What you need to do → Copy the records from their first line through the line containing "- panel-3-x-axis-label: VUV", inclusive, changing "bounding boxes" to "bounding rectangles" and leaving everything else unchanged.

•••

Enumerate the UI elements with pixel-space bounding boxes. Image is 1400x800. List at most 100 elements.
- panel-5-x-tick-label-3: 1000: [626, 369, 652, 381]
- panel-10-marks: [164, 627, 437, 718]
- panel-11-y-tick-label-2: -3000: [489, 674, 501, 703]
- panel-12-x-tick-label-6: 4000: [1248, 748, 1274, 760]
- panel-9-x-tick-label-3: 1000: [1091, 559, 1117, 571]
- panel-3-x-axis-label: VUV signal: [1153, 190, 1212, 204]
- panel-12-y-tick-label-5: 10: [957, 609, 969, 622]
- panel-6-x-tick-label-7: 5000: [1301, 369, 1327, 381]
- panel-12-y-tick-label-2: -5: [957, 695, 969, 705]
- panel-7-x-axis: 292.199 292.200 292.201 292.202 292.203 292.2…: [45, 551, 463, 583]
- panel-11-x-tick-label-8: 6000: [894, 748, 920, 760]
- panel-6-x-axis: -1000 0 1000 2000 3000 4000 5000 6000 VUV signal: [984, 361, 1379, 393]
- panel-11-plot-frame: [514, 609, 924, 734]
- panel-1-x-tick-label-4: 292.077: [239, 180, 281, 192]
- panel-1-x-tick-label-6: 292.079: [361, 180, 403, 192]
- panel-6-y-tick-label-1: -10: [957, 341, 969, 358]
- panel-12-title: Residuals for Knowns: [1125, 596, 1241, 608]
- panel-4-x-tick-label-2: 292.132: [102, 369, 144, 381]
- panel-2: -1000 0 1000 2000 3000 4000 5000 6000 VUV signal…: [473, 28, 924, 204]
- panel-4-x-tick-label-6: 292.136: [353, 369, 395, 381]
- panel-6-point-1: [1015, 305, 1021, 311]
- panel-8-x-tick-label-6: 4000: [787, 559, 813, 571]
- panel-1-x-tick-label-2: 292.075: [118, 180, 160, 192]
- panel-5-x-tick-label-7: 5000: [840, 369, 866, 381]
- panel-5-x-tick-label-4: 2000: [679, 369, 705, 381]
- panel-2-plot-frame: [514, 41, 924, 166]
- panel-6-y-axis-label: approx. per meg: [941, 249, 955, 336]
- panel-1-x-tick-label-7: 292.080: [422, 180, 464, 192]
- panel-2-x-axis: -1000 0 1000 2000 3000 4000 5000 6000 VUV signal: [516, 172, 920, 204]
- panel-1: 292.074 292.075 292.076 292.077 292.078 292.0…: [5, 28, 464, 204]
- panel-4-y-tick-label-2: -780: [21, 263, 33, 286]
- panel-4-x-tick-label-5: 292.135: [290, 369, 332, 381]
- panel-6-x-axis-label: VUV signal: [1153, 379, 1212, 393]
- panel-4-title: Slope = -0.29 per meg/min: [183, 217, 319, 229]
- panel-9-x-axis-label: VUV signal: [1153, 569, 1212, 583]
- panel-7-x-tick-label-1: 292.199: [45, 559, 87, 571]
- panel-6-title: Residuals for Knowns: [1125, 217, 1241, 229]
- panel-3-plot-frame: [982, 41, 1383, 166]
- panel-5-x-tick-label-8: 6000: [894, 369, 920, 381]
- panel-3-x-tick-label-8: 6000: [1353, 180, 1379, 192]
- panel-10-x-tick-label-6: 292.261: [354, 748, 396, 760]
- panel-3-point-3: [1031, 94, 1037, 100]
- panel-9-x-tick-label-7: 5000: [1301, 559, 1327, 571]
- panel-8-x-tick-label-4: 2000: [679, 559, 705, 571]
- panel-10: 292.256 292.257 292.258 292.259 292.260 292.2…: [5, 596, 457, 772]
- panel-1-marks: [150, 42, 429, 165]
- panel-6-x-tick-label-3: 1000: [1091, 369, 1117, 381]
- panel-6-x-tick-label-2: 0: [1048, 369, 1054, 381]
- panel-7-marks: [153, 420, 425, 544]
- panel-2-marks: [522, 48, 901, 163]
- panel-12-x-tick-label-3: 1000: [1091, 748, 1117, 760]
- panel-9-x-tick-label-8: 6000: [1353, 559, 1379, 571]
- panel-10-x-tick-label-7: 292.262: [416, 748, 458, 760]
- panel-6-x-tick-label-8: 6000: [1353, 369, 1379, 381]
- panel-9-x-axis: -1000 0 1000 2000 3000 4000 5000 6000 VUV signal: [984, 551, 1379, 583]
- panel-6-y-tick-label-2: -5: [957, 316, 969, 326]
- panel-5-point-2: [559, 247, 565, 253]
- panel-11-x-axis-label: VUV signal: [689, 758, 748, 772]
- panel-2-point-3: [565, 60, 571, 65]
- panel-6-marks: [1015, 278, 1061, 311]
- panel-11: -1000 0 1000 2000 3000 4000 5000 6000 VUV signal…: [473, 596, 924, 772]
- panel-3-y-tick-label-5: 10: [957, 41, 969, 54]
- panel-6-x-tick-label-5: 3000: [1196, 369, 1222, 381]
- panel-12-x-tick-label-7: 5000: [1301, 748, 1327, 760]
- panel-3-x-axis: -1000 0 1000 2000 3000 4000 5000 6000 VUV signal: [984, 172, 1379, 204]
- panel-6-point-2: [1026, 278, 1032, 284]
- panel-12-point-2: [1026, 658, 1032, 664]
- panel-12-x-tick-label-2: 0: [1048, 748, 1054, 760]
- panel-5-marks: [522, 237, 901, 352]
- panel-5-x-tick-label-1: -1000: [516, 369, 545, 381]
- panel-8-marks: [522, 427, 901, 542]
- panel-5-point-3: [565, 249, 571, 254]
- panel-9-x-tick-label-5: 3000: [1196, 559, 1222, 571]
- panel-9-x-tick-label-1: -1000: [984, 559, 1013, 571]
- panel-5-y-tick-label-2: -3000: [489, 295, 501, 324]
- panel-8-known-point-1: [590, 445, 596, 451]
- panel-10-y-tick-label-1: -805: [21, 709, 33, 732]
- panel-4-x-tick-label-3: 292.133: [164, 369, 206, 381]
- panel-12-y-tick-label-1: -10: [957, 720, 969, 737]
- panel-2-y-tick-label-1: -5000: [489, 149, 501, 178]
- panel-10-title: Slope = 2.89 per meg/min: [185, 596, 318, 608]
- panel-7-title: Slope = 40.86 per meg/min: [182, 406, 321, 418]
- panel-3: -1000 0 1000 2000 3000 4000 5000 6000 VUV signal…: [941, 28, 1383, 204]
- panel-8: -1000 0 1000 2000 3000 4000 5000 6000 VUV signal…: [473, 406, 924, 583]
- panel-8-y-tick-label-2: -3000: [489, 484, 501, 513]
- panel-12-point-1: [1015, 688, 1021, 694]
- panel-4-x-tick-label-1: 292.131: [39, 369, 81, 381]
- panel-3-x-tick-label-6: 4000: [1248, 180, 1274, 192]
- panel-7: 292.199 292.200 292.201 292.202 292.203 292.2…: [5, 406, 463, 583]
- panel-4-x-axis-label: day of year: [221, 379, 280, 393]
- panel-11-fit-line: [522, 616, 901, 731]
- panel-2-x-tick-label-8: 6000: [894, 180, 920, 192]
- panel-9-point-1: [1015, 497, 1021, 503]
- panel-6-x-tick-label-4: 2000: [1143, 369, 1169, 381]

•••

Full response →
Enumerate the UI elements with pixel-space bounding rectangles. Image is 1400x800. List at most 100 elements.
- panel-5-x-tick-label-3: 1000: [626, 369, 652, 381]
- panel-10-marks: [164, 627, 437, 718]
- panel-11-y-tick-label-2: -3000: [489, 674, 501, 703]
- panel-12-x-tick-label-6: 4000: [1248, 748, 1274, 760]
- panel-9-x-tick-label-3: 1000: [1091, 559, 1117, 571]
- panel-3-x-axis-label: VUV signal: [1153, 190, 1212, 204]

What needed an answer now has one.